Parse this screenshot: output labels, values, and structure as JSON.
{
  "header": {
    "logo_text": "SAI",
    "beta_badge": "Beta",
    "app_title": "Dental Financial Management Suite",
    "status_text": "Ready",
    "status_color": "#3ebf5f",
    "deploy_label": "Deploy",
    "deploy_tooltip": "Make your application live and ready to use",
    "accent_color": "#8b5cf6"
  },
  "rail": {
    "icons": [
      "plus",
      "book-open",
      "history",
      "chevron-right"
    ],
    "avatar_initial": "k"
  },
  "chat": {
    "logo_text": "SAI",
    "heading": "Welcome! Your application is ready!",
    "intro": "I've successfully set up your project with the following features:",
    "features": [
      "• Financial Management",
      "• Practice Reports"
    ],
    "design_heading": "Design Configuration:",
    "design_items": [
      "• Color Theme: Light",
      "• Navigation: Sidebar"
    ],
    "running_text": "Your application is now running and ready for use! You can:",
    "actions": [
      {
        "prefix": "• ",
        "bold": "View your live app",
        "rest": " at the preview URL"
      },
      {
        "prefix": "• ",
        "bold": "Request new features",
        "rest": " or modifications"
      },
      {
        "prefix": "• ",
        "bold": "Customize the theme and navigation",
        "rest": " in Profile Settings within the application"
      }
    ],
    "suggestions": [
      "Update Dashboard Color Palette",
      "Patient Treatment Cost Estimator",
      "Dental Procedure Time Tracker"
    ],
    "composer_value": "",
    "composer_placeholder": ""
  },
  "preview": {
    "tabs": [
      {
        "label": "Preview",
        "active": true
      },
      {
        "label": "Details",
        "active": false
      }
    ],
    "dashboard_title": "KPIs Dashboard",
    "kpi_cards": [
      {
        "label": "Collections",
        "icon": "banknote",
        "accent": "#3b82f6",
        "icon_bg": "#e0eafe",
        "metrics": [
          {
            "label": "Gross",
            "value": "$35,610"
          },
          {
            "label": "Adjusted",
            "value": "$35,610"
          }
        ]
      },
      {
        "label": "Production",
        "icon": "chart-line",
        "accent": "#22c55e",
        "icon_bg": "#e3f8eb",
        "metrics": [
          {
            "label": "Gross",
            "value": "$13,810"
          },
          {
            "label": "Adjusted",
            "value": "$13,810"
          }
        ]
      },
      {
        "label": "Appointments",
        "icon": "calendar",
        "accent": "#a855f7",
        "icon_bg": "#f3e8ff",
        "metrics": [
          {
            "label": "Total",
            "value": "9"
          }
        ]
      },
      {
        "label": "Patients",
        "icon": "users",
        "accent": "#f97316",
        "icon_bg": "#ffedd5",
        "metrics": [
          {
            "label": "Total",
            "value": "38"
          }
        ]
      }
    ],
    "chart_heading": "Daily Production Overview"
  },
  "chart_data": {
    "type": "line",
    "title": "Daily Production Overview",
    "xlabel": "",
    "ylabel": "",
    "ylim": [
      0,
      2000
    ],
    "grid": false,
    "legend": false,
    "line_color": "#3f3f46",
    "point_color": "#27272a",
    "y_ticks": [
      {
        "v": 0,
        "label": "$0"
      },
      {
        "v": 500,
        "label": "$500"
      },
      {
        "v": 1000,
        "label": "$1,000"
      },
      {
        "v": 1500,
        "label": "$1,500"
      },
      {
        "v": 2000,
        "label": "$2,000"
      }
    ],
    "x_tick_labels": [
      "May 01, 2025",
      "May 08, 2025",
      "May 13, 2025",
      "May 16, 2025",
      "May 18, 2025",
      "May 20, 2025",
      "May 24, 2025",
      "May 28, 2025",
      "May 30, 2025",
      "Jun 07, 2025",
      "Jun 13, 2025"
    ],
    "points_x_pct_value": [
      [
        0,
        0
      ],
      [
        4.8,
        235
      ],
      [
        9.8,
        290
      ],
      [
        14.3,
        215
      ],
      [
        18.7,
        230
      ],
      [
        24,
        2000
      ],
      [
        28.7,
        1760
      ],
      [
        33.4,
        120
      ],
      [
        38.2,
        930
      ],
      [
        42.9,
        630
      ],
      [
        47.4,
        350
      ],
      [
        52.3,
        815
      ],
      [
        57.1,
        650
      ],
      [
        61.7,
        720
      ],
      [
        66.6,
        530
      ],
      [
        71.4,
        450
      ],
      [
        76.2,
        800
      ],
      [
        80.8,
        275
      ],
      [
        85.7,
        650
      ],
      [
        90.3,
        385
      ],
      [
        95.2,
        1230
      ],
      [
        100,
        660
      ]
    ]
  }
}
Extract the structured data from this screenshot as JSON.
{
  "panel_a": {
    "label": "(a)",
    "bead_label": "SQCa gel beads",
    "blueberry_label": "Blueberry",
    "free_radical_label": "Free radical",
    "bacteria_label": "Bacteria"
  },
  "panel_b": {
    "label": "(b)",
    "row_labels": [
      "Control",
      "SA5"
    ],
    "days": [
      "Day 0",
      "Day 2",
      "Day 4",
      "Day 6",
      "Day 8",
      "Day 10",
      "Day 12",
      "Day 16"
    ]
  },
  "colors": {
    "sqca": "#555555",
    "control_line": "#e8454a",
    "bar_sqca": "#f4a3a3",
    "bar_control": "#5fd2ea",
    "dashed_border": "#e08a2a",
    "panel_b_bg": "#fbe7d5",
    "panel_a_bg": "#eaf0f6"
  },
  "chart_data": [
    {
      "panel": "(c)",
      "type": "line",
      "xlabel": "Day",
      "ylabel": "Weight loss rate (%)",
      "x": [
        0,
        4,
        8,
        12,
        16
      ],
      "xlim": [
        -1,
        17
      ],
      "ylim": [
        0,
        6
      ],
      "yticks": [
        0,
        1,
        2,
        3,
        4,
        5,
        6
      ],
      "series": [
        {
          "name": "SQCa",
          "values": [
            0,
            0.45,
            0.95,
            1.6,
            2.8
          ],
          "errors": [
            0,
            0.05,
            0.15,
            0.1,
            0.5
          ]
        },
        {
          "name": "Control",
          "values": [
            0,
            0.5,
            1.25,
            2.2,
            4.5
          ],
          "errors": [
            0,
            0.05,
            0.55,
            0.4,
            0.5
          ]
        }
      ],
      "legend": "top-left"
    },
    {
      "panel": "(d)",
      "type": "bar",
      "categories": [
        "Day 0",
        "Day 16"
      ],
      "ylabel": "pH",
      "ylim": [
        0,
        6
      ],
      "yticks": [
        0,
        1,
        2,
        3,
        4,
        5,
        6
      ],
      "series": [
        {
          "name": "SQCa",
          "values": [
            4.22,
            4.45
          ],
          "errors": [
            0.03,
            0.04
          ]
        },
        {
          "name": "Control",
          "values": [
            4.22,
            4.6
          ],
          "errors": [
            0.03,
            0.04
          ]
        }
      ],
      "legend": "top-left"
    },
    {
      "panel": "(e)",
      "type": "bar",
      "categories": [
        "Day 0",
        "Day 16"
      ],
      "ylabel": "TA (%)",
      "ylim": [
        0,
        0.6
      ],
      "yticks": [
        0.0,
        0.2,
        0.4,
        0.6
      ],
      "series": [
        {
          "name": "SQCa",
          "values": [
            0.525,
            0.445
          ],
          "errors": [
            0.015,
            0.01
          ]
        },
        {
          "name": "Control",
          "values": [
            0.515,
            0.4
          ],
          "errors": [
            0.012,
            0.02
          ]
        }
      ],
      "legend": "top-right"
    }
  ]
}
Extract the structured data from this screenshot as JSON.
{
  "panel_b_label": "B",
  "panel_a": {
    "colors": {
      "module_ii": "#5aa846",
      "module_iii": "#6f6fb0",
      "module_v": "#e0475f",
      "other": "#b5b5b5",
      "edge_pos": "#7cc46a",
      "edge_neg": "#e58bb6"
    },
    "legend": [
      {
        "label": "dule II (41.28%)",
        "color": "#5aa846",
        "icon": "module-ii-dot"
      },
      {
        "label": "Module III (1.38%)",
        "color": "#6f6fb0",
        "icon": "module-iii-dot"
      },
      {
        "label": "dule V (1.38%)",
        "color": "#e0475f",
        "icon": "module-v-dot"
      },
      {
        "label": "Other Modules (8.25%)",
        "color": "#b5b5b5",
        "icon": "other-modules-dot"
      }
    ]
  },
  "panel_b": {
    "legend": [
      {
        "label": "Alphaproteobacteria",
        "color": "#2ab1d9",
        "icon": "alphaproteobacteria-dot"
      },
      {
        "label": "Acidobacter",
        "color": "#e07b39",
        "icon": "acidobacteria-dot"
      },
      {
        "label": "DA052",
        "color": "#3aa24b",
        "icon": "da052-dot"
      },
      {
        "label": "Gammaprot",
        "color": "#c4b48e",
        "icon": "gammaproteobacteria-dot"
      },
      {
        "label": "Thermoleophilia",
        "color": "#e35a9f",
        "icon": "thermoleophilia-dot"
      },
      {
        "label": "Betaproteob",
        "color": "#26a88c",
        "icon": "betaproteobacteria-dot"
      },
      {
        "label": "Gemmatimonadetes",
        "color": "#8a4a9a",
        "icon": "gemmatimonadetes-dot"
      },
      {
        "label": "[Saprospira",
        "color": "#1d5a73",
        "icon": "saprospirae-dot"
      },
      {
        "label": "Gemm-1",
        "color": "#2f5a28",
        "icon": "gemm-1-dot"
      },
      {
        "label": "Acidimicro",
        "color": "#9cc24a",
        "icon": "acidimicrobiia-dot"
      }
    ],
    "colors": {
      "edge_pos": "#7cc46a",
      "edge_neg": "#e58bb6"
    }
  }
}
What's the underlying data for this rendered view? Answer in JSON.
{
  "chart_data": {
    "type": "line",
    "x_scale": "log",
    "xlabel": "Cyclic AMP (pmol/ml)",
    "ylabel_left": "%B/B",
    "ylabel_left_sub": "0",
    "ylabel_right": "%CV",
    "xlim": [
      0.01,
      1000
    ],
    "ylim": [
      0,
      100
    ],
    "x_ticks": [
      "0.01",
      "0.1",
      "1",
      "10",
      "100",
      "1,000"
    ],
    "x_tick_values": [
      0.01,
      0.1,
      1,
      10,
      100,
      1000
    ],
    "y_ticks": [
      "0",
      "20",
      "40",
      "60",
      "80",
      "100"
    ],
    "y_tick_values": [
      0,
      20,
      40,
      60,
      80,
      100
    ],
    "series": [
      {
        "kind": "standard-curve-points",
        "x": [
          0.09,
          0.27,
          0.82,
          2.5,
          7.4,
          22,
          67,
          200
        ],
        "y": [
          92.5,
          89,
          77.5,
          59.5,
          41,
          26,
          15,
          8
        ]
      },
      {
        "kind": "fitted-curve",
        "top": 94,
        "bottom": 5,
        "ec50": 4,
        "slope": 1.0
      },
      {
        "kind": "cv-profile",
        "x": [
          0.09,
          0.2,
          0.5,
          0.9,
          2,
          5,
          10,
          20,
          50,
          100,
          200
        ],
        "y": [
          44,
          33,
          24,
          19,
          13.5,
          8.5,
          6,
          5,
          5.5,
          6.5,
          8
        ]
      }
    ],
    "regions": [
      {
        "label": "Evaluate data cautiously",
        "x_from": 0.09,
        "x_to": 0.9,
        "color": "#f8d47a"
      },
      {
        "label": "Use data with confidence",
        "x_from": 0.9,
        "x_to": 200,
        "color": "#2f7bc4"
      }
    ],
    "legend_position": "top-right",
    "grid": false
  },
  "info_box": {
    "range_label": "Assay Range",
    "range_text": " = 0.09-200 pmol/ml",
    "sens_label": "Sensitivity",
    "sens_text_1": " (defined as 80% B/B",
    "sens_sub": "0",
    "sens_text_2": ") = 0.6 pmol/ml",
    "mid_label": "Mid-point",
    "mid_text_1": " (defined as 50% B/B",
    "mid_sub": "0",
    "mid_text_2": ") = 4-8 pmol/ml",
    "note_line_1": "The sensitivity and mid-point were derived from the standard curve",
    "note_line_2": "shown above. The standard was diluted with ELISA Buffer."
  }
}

- [Exercise prompt] What is needed is a count of the lines in the data that contain the word "rest"; please give it and no other words.

- [Task output] 3